─── Texto proporcionado ───
Pero, más allá de su gestión informativa y fiscalizadora, la industria periodística ejerce una poderosa influencia ideológica que orienta la atención del ciudadano dentro de su propia lógica gerencial. Es decir, no se limita a enunciar el material informativo (a indicar qué, quién, cómo, dónde, cuándo y por qué) sino que, al hacerlo, reproduce las condiciones ideológicas que posibilitan su preservación, sostenimiento y perpetuidad corporativa. Sus dominios constituyen parte integral del imaginario social dominante y ejercen una poderosa influencia en la vida política, económica y social isleña. Asimismo, sus lineamientos editoriales suponen representar los valores culturales de la sociedad puertorriqueña, a la vez que los interpretan y modulan a imagen de su particular visión de mundo.
No obstante las condiciones históricas y psicosociales que lo han posibilitado, la ciudadanía nunca ha delegado el poder de control sobre la información a la maquinaria reguladora y censora del aparato estatal, ni ha cedido sus derechos a investigar e informarse a los medios corporativos privados. Este arreglo ha sido impuesto históricamente sobre toda la población isleña, sin consulta previa ni pacto alguno de consentimiento firmado. Desde la perspectiva de los derechos civiles y humanos, puede alegarse sin remiendos que las libertades de prensa e información son de carácter ficcional en nuestra sociedad. A pesar de las virtudes propias del periodismo (“profesional” e “independiente”) en Puerto Rico, las restricciones legales de acceso a la información y, a la vez, la concentración del poder investigativo e informativo en unas cuantas corporaciones privadas, constituyen una afrenta a los derechos civiles y un fraude a los principios de las libertades democráticas.
Es responsabilidad ética y política del ciudadano informarse por todos los medios que pueda disponer, y advertir las limitaciones propias de los medios informativos existentes, tanto de los oficiales como de los marginales; descifrar las estratagemas de sus propagandas corporativas y aguzar el intelecto para discernir sobre la veracidad e (im)parcialidad de sus divulgaciones, así como para captar sus omisiones…
De la “realidad objetiva” y la “verdad de los hechos”
─── Material mostrado ───
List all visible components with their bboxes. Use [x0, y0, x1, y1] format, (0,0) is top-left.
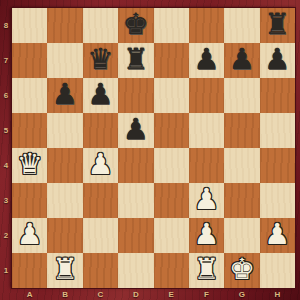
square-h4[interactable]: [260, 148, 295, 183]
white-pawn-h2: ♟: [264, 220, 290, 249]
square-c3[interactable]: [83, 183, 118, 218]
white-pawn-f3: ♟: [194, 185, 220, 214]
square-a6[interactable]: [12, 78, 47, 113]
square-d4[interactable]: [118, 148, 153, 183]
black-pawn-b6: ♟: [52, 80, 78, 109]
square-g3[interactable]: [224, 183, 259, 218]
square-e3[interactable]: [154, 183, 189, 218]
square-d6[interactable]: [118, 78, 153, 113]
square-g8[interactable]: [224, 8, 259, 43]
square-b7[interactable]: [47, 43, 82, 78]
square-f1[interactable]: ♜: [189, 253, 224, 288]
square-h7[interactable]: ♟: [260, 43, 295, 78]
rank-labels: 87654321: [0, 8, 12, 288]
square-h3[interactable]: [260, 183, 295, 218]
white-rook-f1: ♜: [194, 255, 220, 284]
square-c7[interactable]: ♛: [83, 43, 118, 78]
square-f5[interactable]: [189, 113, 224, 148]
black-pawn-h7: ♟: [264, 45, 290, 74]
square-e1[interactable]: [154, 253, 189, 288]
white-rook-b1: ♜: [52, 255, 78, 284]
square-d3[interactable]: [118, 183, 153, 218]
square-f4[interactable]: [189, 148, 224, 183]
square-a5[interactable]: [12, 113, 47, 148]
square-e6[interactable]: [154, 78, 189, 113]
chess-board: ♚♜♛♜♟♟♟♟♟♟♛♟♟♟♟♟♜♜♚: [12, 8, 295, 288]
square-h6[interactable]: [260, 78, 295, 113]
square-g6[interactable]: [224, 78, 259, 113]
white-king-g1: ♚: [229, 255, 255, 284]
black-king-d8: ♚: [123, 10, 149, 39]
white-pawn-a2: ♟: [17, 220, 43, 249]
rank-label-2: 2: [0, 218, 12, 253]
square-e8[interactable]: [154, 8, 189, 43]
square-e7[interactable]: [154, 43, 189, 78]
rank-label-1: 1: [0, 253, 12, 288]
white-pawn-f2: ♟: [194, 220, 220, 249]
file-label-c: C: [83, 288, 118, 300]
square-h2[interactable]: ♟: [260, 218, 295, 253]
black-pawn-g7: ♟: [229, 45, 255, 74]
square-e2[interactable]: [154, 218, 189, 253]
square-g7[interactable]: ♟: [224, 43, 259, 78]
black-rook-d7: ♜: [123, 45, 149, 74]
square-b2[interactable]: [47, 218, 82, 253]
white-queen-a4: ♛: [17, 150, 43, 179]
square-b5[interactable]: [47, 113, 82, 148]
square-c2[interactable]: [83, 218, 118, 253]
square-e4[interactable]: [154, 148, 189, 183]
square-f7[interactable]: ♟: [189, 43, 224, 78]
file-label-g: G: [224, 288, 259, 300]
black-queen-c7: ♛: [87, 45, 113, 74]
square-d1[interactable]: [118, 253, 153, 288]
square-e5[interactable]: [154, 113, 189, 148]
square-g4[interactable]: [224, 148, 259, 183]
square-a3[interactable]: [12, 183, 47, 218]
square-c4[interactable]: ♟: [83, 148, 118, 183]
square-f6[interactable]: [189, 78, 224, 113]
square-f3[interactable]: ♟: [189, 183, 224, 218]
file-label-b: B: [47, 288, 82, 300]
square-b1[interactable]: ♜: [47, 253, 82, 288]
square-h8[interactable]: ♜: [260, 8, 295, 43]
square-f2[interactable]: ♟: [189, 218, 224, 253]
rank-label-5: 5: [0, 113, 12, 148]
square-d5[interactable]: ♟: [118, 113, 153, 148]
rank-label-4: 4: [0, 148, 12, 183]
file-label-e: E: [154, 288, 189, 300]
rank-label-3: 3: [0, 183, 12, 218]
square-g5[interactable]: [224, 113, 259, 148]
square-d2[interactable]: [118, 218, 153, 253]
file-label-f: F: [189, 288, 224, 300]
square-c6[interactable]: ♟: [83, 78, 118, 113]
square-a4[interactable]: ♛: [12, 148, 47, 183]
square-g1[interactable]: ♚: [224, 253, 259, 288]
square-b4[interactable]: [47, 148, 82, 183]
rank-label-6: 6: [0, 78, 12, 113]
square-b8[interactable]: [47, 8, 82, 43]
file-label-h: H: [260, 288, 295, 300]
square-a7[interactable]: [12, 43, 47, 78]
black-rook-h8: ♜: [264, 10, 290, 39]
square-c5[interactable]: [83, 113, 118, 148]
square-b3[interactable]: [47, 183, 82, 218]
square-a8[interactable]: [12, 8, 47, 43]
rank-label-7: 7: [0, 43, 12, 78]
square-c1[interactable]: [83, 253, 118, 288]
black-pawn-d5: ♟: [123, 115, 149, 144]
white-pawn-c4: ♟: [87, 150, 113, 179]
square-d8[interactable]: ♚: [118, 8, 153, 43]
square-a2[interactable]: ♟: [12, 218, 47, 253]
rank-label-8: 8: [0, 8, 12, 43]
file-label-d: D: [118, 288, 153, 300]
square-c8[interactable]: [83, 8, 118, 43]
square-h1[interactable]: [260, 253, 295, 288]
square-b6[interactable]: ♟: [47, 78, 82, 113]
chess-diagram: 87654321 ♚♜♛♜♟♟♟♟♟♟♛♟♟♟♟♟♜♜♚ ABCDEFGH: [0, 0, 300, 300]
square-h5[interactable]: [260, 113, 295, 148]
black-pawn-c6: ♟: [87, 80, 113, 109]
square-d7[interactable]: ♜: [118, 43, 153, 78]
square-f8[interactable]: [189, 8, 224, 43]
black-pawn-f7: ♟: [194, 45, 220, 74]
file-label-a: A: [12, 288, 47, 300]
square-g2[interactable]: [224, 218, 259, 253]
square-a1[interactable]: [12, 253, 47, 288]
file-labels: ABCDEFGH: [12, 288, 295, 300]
───
─── Material mostrado ───
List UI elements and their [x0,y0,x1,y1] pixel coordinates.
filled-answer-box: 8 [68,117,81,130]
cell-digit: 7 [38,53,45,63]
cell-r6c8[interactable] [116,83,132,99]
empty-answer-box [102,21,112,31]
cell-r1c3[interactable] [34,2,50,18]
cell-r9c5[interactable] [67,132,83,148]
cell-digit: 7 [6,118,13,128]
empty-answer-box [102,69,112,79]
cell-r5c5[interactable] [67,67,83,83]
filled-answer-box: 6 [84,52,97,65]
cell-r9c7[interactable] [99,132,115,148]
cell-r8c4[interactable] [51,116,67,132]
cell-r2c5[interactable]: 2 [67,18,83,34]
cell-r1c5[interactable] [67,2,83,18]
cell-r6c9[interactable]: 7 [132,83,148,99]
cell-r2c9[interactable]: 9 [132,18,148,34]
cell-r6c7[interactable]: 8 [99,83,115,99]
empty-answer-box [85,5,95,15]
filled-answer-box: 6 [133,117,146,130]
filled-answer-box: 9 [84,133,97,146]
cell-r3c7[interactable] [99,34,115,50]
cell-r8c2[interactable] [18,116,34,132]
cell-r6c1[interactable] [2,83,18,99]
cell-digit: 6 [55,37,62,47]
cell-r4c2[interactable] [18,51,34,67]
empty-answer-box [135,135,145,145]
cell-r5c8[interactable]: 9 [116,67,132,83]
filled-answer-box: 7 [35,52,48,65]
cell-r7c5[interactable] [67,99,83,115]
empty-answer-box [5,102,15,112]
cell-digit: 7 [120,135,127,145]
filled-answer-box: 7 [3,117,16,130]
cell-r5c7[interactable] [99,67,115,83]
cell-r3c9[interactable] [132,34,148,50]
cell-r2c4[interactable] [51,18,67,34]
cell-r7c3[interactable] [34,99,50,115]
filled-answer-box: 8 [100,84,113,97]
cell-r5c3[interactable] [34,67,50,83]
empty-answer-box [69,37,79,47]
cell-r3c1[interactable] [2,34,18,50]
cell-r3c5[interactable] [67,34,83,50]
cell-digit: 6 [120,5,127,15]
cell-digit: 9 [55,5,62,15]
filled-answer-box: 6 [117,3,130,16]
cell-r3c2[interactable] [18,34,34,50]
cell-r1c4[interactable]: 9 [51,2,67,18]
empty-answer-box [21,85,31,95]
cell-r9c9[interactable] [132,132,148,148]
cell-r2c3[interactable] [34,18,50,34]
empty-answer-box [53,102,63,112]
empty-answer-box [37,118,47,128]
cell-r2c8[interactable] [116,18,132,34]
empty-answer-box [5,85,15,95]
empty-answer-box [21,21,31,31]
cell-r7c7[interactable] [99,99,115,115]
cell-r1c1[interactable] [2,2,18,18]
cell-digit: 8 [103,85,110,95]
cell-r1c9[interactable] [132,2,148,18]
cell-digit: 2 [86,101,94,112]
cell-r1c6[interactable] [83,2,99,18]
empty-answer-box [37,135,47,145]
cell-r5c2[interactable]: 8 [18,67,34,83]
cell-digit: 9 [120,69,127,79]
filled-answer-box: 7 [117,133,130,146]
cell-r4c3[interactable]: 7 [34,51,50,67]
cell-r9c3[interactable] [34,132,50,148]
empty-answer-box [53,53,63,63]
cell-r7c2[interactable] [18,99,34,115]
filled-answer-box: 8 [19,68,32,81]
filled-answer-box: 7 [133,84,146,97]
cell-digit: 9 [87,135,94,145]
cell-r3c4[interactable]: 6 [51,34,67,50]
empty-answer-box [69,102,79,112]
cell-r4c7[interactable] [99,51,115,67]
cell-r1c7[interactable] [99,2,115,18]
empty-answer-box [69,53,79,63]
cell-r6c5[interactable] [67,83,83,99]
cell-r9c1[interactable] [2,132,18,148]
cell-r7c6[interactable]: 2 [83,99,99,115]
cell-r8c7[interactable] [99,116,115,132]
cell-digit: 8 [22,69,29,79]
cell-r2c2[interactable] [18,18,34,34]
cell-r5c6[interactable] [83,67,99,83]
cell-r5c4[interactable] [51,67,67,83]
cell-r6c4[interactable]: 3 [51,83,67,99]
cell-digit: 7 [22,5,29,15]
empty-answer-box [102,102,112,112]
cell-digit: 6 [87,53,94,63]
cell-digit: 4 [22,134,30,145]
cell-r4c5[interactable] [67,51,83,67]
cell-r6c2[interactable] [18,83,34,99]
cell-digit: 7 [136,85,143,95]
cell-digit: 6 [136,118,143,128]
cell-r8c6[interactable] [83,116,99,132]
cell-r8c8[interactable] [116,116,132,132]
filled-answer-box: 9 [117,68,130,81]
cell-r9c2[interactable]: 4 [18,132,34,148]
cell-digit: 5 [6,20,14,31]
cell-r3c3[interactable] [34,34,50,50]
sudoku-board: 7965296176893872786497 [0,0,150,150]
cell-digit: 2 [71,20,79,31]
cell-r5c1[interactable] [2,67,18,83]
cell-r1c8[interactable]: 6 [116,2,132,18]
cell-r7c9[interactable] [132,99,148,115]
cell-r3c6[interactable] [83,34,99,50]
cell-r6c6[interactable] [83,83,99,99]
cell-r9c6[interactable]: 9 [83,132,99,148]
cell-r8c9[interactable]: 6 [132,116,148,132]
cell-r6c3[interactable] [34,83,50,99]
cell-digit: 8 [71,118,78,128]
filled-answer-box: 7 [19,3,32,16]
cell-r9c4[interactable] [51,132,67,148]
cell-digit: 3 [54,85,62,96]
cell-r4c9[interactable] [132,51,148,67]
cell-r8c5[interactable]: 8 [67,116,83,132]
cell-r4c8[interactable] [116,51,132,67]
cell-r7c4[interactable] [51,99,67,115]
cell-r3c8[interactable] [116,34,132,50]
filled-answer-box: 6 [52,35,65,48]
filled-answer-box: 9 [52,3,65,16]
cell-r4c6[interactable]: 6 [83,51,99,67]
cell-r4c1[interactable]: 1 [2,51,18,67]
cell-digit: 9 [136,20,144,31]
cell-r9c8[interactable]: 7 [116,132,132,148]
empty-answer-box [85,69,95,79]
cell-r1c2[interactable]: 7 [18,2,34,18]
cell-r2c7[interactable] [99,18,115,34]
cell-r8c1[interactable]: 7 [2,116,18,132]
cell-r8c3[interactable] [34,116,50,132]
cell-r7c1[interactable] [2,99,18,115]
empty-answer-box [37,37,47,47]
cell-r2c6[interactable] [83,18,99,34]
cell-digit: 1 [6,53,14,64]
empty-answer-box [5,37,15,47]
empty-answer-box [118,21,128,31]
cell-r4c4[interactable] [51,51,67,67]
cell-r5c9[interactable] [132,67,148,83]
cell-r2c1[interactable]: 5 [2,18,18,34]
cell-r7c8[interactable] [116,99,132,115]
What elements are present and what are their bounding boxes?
───
▶ _Tareas a realizar_:
A - Reproduce sin cambios las líneas de los registros que empiezan en la que contiene "List UI elements" y terminan en la que contiene "cell-r1c9[interactable] [132,2,148,18]", incluidas ambas.
B - Sigue escribiendo el texto sobre la prensa en Puerto Rico a partir de donde se detiene.

▶ _Respuestas por tarea_:
A -
List UI elements and their [x0,y0,x1,y1] pixel coordinates.
filled-answer-box: 8 [68,117,81,130]
cell-digit: 7 [38,53,45,63]
cell-r6c8[interactable] [116,83,132,99]
empty-answer-box [102,21,112,31]
cell-r1c3[interactable] [34,2,50,18]
cell-r9c5[interactable] [67,132,83,148]
cell-digit: 7 [6,118,13,128]
empty-answer-box [102,69,112,79]
cell-r5c5[interactable] [67,67,83,83]
filled-answer-box: 6 [84,52,97,65]
cell-r9c7[interactable] [99,132,115,148]
cell-r8c4[interactable] [51,116,67,132]
cell-r2c5[interactable]: 2 [67,18,83,34]
cell-r1c5[interactable] [67,2,83,18]
cell-r6c9[interactable]: 7 [132,83,148,99]
cell-r2c9[interactable]: 9 [132,18,148,34]
cell-r6c7[interactable]: 8 [99,83,115,99]
empty-answer-box [85,5,95,15]
filled-answer-box: 6 [133,117,146,130]
filled-answer-box: 9 [84,133,97,146]
cell-r3c7[interactable] [99,34,115,50]
cell-r8c2[interactable] [18,116,34,132]
cell-r6c1[interactable] [2,83,18,99]
cell-digit: 6 [55,37,62,47]
cell-r4c2[interactable] [18,51,34,67]
empty-answer-box [135,135,145,145]
cell-r5c8[interactable]: 9 [116,67,132,83]
filled-answer-box: 7 [35,52,48,65]
cell-r7c5[interactable] [67,99,83,115]
empty-answer-box [5,102,15,112]
cell-digit: 7 [120,135,127,145]
filled-answer-box: 7 [3,117,16,130]
cell-r5c7[interactable] [99,67,115,83]
cell-r3c9[interactable] [132,34,148,50]
cell-r2c4[interactable] [51,18,67,34]
cell-r7c3[interactable] [34,99,50,115]
filled-answer-box: 8 [100,84,113,97]
cell-r5c3[interactable] [34,67,50,83]
empty-answer-box [69,37,79,47]
cell-r3c1[interactable] [2,34,18,50]
cell-r3c5[interactable] [67,34,83,50]
cell-digit: 6 [120,5,127,15]
cell-digit: 9 [55,5,62,15]
filled-answer-box: 6 [117,3,130,16]
cell-r3c2[interactable] [18,34,34,50]
cell-r1c4[interactable]: 9 [51,2,67,18]
empty-answer-box [21,85,31,95]
cell-r9c9[interactable] [132,132,148,148]
cell-r2c3[interactable] [34,18,50,34]
empty-answer-box [53,102,63,112]
empty-answer-box [37,118,47,128]
cell-r2c8[interactable] [116,18,132,34]
empty-answer-box [5,85,15,95]
empty-answer-box [21,21,31,31]
cell-r7c7[interactable] [99,99,115,115]
cell-r1c1[interactable] [2,2,18,18]
cell-digit: 8 [103,85,110,95]
cell-r1c9[interactable] [132,2,148,18]

B -
La diversidad de medios informativos en competencia (conservadores o liberales, de izquierda o de derecha) matiza el contenido de la información divulgada desde la perspectiva de sus respectivas gerencias, y es preciso advertirlo en todo momento. Invariablemente, todos se atribuyen informar “la verdad de los hechos” y (re)presentar la “realidad objetiva”, en función de los intereses del Pueblo. Pero al margen de sus estrategias retóricas y su imagen publicitaria, en la prensa insular se plasma con nitidez el carácter ilusorio de la verdad absoluta o de la realidad objetiva como unidades íntegras de sentido y reducibles al orden de la representación mediática.
No es difícil rastrear en los medios informativos rasgos estructurales que le son comunes, a pesar de las variantes ideológicas de sus gerencias. De cierto modo, puede hablarse de una prensa puertorriqueña, pero no reducirla al orden idealizado de sus respectivas propagandas corporativas. Desde una perspectiva sociológica, es preciso advertir que el periodismo insular está inmerso en un océano de contradicciones ideológicas y de ambivalencias morales, así como de equívocos históricos e incoherencias teóricas, generalizables a la dimensión sociocultural puertorriqueña en conjunto.
No obstante, esta realidad no enuncia un contrasentido irresoluble. El carácter paradójico de la información divulgada por la industria periodística le es constitutivo de manera generalizada. De hecho, conforma una parte sustancial del discurso informativo en sus diversas modalidades mercantiles (noticias, anuncios, artículos de opinión, comentarios, reportajes y editoriales). En este sentido, algo de la realidad escapa de los controles impuestos a la información, y trasciende las ansias empresariales de contenerla de manera objetivada y definitiva en el marco de sus divulgaciones. La industria periodística, lo ignore o lo advierta, opera sus negocios como si satisficiera una demanda general de coherencia informativa y sentido unívoco, aun cuando la realidad se lo imposibilita.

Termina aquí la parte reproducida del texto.